++++ SUPPLIED RECORDS ++++
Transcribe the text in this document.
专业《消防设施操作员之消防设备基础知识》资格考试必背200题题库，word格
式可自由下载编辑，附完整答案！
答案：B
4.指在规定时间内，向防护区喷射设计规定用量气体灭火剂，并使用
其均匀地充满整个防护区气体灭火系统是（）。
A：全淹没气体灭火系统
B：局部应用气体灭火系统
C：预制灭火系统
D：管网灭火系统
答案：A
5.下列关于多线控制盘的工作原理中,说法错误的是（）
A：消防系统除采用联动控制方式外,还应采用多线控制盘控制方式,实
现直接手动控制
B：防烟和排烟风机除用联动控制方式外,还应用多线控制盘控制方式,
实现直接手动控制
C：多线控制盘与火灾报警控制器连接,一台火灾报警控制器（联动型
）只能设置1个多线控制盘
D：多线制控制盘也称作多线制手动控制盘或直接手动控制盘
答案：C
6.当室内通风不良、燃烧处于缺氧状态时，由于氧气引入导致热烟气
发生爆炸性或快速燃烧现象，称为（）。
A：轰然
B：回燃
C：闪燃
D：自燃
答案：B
++++
Word for word, quote all of the data above.

Transcribe the text in this document.
专业《消防设施操作员之消防设备基础知识》资格考试必背200题题库，word格
式可自由下载编辑，附完整答案！
答案：B
4.指在规定时间内，向防护区喷射设计规定用量气体灭火剂，并使用
其均匀地充满整个防护区气体灭火系统是（）。
A：全淹没气体灭火系统
B：局部应用气体灭火系统
C：预制灭火系统
D：管网灭火系统
答案：A
5.下列关于多线控制盘的工作原理中,说法错误的是（）
A：消防系统除采用联动控制方式外,还应采用多线控制盘控制方式,实
现直接手动控制
B：防烟和排烟风机除用联动控制方式外,还应用多线控制盘控制方式,
实现直接手动控制
C：多线控制盘与火灾报警控制器连接,一台火灾报警控制器（联动型
）只能设置1个多线控制盘
D：多线制控制盘也称作多线制手动控制盘或直接手动控制盘
答案：C
6.当室内通风不良、燃烧处于缺氧状态时，由于氧气引入导致热烟气
发生爆炸性或快速燃烧现象，称为（）。
A：轰然
B：回燃
C：闪燃
D：自燃
答案：B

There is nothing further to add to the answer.